(WHAT IS BEING ASKED) Pictures should be excluded; otherwise, copy every entry exactly.

========

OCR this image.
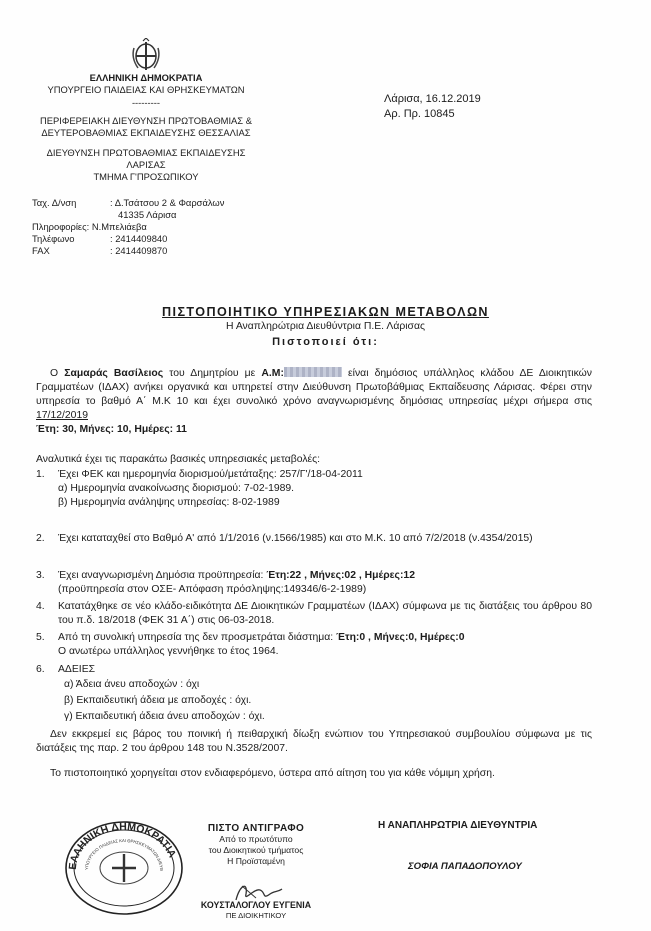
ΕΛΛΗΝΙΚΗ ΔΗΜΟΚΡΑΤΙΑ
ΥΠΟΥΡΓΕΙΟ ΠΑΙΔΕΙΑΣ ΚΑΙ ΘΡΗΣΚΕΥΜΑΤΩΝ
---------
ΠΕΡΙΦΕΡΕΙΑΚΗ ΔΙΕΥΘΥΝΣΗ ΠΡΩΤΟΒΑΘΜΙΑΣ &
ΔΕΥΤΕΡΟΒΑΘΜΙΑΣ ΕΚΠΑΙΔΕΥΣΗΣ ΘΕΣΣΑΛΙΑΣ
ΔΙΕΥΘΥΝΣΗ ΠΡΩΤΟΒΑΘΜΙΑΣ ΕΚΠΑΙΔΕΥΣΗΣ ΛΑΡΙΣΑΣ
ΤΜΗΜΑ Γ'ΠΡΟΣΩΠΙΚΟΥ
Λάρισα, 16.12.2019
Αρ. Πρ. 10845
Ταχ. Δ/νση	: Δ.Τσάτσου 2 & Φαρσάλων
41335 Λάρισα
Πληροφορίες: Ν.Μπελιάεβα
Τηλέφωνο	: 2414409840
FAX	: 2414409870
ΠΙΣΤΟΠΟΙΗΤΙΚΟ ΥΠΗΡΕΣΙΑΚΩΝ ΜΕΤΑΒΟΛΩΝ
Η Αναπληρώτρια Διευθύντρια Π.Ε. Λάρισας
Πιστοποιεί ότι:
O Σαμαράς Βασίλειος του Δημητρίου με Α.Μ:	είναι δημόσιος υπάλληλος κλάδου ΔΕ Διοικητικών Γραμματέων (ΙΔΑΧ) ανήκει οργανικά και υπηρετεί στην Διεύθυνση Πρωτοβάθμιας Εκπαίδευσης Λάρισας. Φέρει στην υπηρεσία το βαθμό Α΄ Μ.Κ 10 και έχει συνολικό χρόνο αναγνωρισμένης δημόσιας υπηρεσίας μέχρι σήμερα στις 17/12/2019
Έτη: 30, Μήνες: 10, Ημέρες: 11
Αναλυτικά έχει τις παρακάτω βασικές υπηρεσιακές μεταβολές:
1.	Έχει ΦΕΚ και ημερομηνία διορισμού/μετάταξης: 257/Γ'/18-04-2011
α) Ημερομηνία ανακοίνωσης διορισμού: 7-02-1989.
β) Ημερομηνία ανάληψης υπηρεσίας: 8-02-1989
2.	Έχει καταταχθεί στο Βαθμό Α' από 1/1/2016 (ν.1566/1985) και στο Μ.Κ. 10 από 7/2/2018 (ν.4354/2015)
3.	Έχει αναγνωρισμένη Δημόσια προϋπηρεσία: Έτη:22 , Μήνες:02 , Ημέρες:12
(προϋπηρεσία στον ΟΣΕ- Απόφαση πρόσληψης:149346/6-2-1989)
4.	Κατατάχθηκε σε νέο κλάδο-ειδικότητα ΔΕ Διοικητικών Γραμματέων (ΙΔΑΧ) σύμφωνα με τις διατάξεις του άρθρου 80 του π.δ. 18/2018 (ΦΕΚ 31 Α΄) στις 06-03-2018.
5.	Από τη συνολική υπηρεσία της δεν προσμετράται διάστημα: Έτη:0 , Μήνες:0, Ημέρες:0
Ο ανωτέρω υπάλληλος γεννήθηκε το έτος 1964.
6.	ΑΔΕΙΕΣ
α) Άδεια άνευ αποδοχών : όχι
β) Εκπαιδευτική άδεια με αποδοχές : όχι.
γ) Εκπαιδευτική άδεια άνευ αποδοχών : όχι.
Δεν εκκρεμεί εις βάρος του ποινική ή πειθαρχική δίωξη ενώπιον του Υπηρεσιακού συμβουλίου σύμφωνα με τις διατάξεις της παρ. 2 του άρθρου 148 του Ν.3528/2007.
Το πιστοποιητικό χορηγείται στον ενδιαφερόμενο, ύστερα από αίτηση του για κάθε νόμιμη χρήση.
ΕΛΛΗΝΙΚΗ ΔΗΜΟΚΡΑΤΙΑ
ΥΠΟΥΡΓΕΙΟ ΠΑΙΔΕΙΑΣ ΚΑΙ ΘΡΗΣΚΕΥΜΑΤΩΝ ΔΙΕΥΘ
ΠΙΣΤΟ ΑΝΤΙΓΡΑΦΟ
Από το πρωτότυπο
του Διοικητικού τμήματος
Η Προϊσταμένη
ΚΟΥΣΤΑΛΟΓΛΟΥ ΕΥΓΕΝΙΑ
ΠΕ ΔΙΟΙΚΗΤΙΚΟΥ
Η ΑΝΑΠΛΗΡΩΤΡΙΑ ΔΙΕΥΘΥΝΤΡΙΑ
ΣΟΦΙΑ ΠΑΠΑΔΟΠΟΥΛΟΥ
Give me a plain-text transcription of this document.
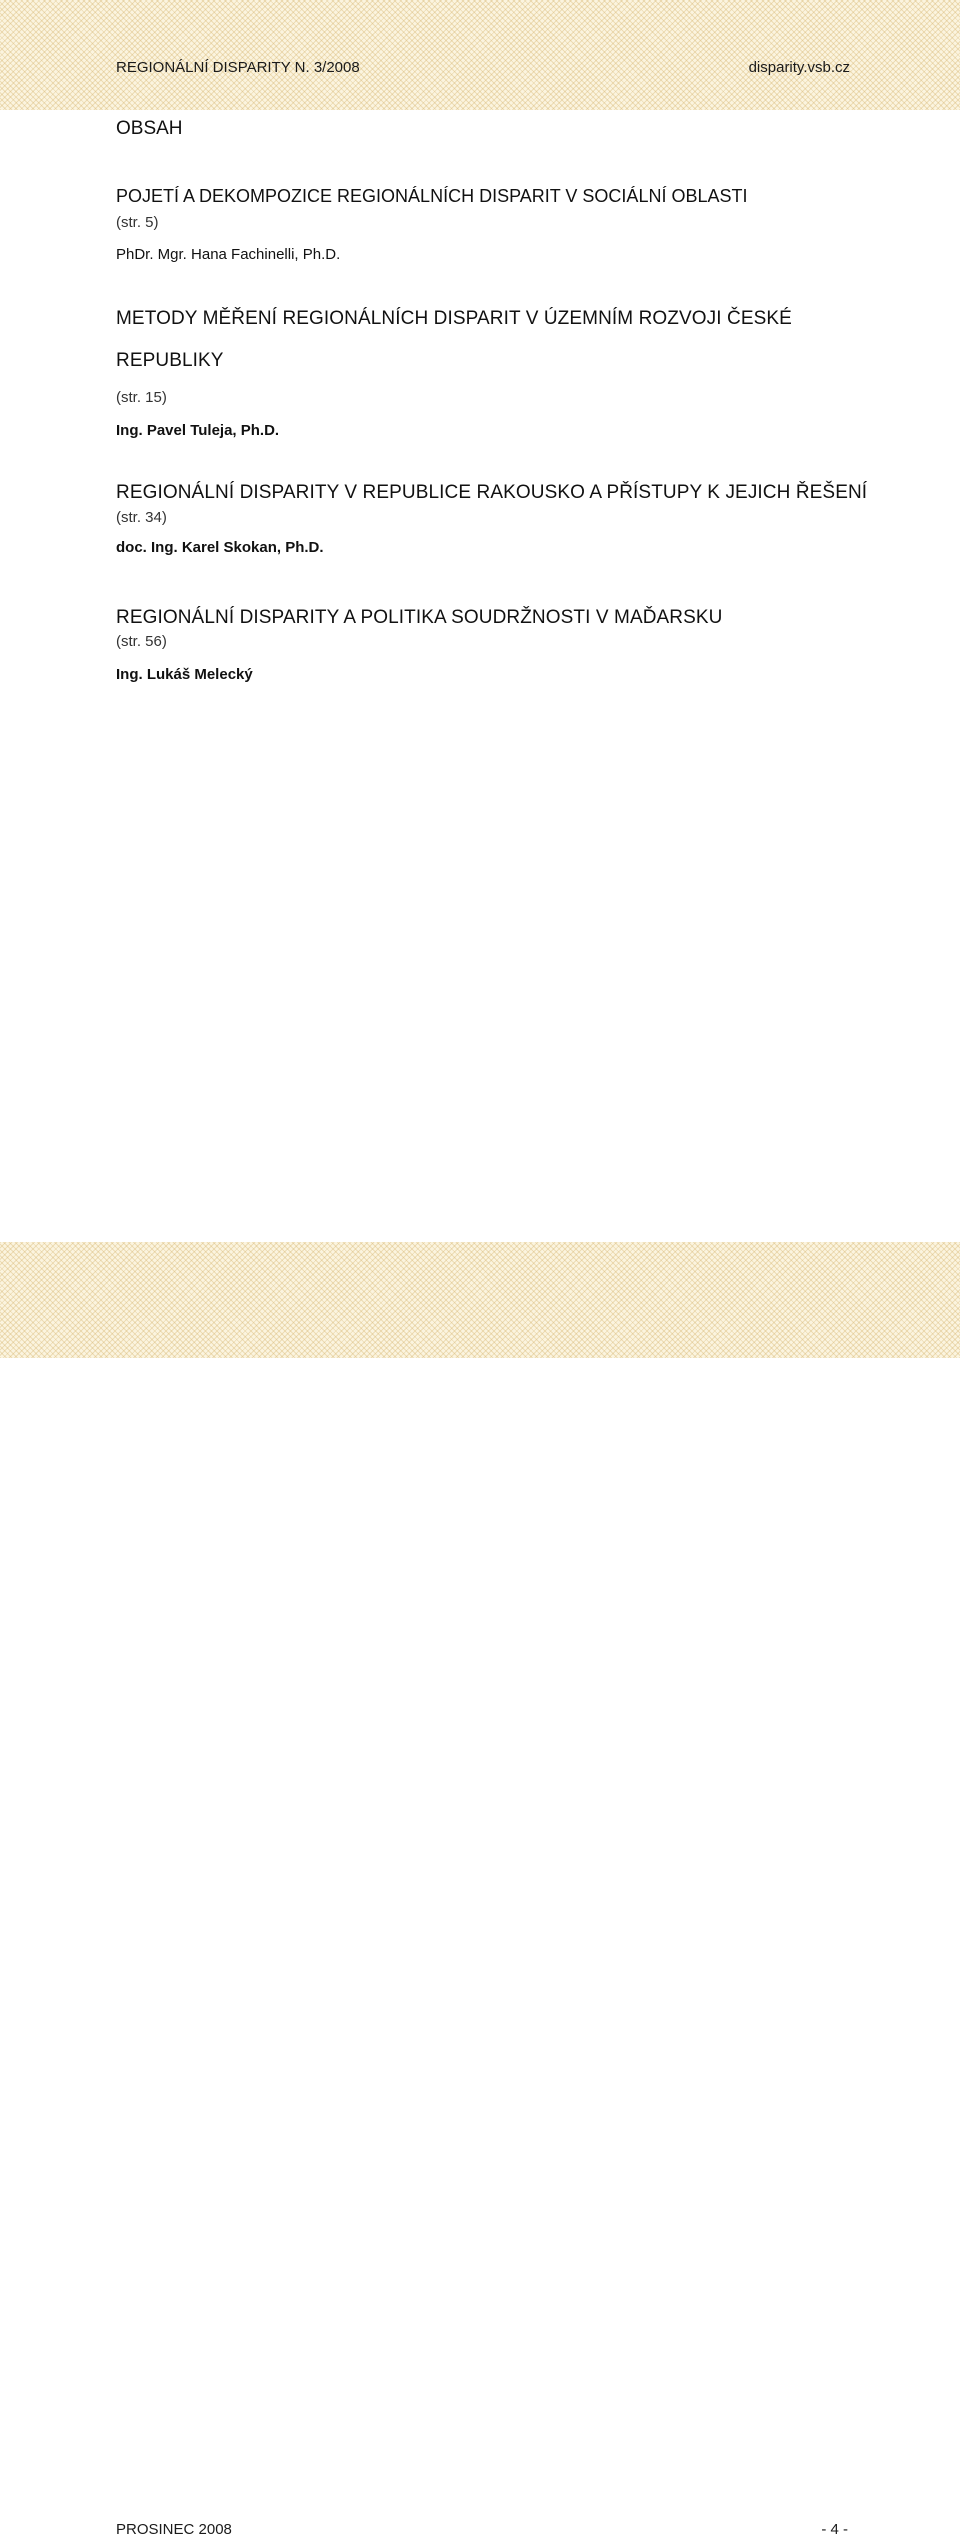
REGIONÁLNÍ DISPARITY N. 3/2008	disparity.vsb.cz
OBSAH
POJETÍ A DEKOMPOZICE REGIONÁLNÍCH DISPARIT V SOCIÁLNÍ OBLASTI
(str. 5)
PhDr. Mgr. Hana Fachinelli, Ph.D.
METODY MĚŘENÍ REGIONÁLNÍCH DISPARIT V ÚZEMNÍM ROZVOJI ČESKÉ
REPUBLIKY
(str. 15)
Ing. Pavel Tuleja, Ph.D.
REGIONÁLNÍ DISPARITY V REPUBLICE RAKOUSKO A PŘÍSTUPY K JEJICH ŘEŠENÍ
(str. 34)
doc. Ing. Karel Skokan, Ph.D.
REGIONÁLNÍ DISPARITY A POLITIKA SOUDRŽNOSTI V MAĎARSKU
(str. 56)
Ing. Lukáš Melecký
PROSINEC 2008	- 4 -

========

(SOLUTION FOR THIS TASK)
OCR this image.
ΕΛΛΗΝΙΚΗ ΔΗΜΟΚΡΑΤΙΑ
ΥΠΟΥΡΓΕΙΟ ΠΑΙΔΕΙΑΣ ΚΑΙ ΘΡΗΣΚΕΥΜΑΤΩΝ
---------
ΠΕΡΙΦΕΡΕΙΑΚΗ ΔΙΕΥΘΥΝΣΗ ΠΡΩΤΟΒΑΘΜΙΑΣ &
ΔΕΥΤΕΡΟΒΑΘΜΙΑΣ ΕΚΠΑΙΔΕΥΣΗΣ ΘΕΣΣΑΛΙΑΣ
ΔΙΕΥΘΥΝΣΗ ΠΡΩΤΟΒΑΘΜΙΑΣ ΕΚΠΑΙΔΕΥΣΗΣ ΛΑΡΙΣΑΣ
ΤΜΗΜΑ Γ'ΠΡΟΣΩΠΙΚΟΥ
Λάρισα, 16.12.2019
Αρ. Πρ. 10845
Ταχ. Δ/νση	: Δ.Τσάτσου 2 & Φαρσάλων
41335 Λάρισα
Πληροφορίες: Ν.Μπελιάεβα
Τηλέφωνο	: 2414409840
FAX	: 2414409870
ΠΙΣΤΟΠΟΙΗΤΙΚΟ ΥΠΗΡΕΣΙΑΚΩΝ ΜΕΤΑΒΟΛΩΝ
Η Αναπληρώτρια Διευθύντρια Π.Ε. Λάρισας
Πιστοποιεί ότι:
O Σαμαράς Βασίλειος του Δημητρίου με Α.Μ:	είναι δημόσιος υπάλληλος κλάδου ΔΕ Διοικητικών Γραμματέων (ΙΔΑΧ) ανήκει οργανικά και υπηρετεί στην Διεύθυνση Πρωτοβάθμιας Εκπαίδευσης Λάρισας. Φέρει στην υπηρεσία το βαθμό Α΄ Μ.Κ 10 και έχει συνολικό χρόνο αναγνωρισμένης δημόσιας υπηρεσίας μέχρι σήμερα στις 17/12/2019
Έτη: 30, Μήνες: 10, Ημέρες: 11
Αναλυτικά έχει τις παρακάτω βασικές υπηρεσιακές μεταβολές:
1.	Έχει ΦΕΚ και ημερομηνία διορισμού/μετάταξης: 257/Γ'/18-04-2011
α) Ημερομηνία ανακοίνωσης διορισμού: 7-02-1989.
β) Ημερομηνία ανάληψης υπηρεσίας: 8-02-1989
2.	Έχει καταταχθεί στο Βαθμό Α' από 1/1/2016 (ν.1566/1985) και στο Μ.Κ. 10 από 7/2/2018 (ν.4354/2015)
3.	Έχει αναγνωρισμένη Δημόσια προϋπηρεσία: Έτη:22 , Μήνες:02 , Ημέρες:12
(προϋπηρεσία στον ΟΣΕ- Απόφαση πρόσληψης:149346/6-2-1989)
4.	Κατατάχθηκε σε νέο κλάδο-ειδικότητα ΔΕ Διοικητικών Γραμματέων (ΙΔΑΧ) σύμφωνα με τις διατάξεις του άρθρου 80 του π.δ. 18/2018 (ΦΕΚ 31 Α΄) στις 06-03-2018.
5.	Από τη συνολική υπηρεσία της δεν προσμετράται διάστημα: Έτη:0 , Μήνες:0, Ημέρες:0
Ο ανωτέρω υπάλληλος γεννήθηκε το έτος 1964.
6.	ΑΔΕΙΕΣ
α) Άδεια άνευ αποδοχών : όχι
β) Εκπαιδευτική άδεια με αποδοχές : όχι.
γ) Εκπαιδευτική άδεια άνευ αποδοχών : όχι.
Δεν εκκρεμεί εις βάρος του ποινική ή πειθαρχική δίωξη ενώπιον του Υπηρεσιακού συμβουλίου σύμφωνα με τις διατάξεις της παρ. 2 του άρθρου 148 του Ν.3528/2007.
Το πιστοποιητικό χορηγείται στον ενδιαφερόμενο, ύστερα από αίτηση του για κάθε νόμιμη χρήση.
ΕΛΛΗΝΙΚΗ ΔΗΜΟΚΡΑΤΙΑ
ΥΠΟΥΡΓΕΙΟ ΠΑΙΔΕΙΑΣ ΚΑΙ ΘΡΗΣΚΕΥΜΑΤΩΝ ΔΙΕΥΘ
ΠΙΣΤΟ ΑΝΤΙΓΡΑΦΟ
Από το πρωτότυπο
του Διοικητικού τμήματος
Η Προϊσταμένη
ΚΟΥΣΤΑΛΟΓΛΟΥ ΕΥΓΕΝΙΑ
ΠΕ ΔΙΟΙΚΗΤΙΚΟΥ
Η ΑΝΑΠΛΗΡΩΤΡΙΑ ΔΙΕΥΘΥΝΤΡΙΑ
ΣΟΦΙΑ ΠΑΠΑΔΟΠΟΥΛΟΥ
Give me a plain-text transcription of this document.
REGIONÁLNÍ DISPARITY N. 3/2008	disparity.vsb.cz
OBSAH
POJETÍ A DEKOMPOZICE REGIONÁLNÍCH DISPARIT V SOCIÁLNÍ OBLASTI
(str. 5)
PhDr. Mgr. Hana Fachinelli, Ph.D.
METODY MĚŘENÍ REGIONÁLNÍCH DISPARIT V ÚZEMNÍM ROZVOJI ČESKÉ
REPUBLIKY
(str. 15)
Ing. Pavel Tuleja, Ph.D.
REGIONÁLNÍ DISPARITY V REPUBLICE RAKOUSKO A PŘÍSTUPY K JEJICH ŘEŠENÍ
(str. 34)
doc. Ing. Karel Skokan, Ph.D.
REGIONÁLNÍ DISPARITY A POLITIKA SOUDRŽNOSTI V MAĎARSKU
(str. 56)
Ing. Lukáš Melecký
PROSINEC 2008	- 4 -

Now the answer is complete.